## Exercise aim
Return every line of the items below without any change, and leave the pictures out.

## Information given

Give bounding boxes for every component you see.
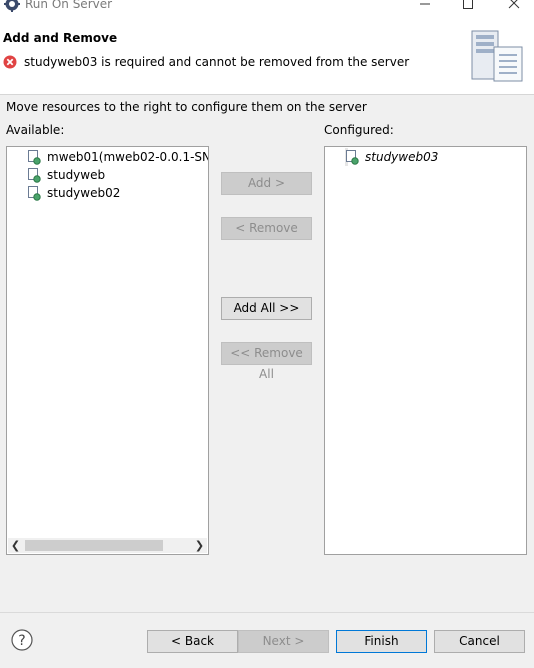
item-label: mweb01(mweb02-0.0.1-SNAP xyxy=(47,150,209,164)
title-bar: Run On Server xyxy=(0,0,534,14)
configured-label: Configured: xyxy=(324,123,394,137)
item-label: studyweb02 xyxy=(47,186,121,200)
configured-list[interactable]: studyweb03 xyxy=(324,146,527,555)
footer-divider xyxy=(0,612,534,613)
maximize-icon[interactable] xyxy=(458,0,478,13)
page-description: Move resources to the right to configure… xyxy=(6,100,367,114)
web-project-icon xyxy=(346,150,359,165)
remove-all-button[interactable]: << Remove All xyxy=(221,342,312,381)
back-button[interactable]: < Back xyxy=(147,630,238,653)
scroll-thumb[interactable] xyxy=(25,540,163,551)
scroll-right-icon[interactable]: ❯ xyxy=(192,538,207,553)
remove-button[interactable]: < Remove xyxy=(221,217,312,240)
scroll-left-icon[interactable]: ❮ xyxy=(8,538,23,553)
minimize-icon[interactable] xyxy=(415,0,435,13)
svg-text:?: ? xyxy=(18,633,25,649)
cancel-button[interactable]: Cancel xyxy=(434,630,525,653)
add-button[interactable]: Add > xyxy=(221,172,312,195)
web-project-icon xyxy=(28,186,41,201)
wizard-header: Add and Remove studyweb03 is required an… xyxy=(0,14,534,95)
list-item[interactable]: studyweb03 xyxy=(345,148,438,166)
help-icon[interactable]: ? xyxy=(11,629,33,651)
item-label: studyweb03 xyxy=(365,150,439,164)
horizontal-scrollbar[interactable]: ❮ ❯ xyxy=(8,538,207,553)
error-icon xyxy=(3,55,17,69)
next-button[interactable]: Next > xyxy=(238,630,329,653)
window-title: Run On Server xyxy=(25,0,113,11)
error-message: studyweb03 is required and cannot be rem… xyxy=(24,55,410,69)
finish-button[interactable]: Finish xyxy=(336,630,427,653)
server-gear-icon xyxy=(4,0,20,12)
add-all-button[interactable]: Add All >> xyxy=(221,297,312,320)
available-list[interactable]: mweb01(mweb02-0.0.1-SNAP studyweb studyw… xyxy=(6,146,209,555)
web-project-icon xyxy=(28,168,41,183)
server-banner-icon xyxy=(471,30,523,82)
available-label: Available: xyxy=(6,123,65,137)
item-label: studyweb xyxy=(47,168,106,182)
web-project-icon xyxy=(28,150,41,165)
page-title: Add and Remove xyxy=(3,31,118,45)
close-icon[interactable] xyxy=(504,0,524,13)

## Answer for this exercise
Give bounding boxes for every component you see.
item-label: mweb01(mweb02-0.0.1-SNAP xyxy=(47,150,209,164)
title-bar: Run On Server xyxy=(0,0,534,14)
configured-label: Configured: xyxy=(324,123,394,137)
item-label: studyweb02 xyxy=(47,186,121,200)
configured-list[interactable]: studyweb03 xyxy=(324,146,527,555)
footer-divider xyxy=(0,612,534,613)
maximize-icon[interactable] xyxy=(458,0,478,13)
page-description: Move resources to the right to configure… xyxy=(6,100,367,114)
web-project-icon xyxy=(346,150,359,165)
remove-all-button[interactable]: << Remove All xyxy=(221,342,312,381)
back-button[interactable]: < Back xyxy=(147,630,238,653)
scroll-thumb[interactable] xyxy=(25,540,163,551)
scroll-right-icon[interactable]: ❯ xyxy=(192,538,207,553)
remove-button[interactable]: < Remove xyxy=(221,217,312,240)
scroll-left-icon[interactable]: ❮ xyxy=(8,538,23,553)
minimize-icon[interactable] xyxy=(415,0,435,13)
svg-text:?: ? xyxy=(18,633,25,649)
cancel-button[interactable]: Cancel xyxy=(434,630,525,653)
add-button[interactable]: Add > xyxy=(221,172,312,195)
web-project-icon xyxy=(28,186,41,201)
wizard-header: Add and Remove studyweb03 is required an… xyxy=(0,14,534,95)
list-item[interactable]: studyweb03 xyxy=(345,148,438,166)
help-icon[interactable]: ? xyxy=(11,629,33,651)
item-label: studyweb03 xyxy=(365,150,439,164)
horizontal-scrollbar[interactable]: ❮ ❯ xyxy=(8,538,207,553)
error-icon xyxy=(3,55,17,69)
next-button[interactable]: Next > xyxy=(238,630,329,653)
window-title: Run On Server xyxy=(25,0,113,11)
error-message: studyweb03 is required and cannot be rem… xyxy=(24,55,410,69)
finish-button[interactable]: Finish xyxy=(336,630,427,653)
server-gear-icon xyxy=(4,0,20,12)
add-all-button[interactable]: Add All >> xyxy=(221,297,312,320)
available-list[interactable]: mweb01(mweb02-0.0.1-SNAP studyweb studyw… xyxy=(6,146,209,555)
web-project-icon xyxy=(28,168,41,183)
server-banner-icon xyxy=(471,30,523,82)
available-label: Available: xyxy=(6,123,65,137)
item-label: studyweb xyxy=(47,168,106,182)
web-project-icon xyxy=(28,150,41,165)
page-title: Add and Remove xyxy=(3,31,118,45)
close-icon[interactable] xyxy=(504,0,524,13)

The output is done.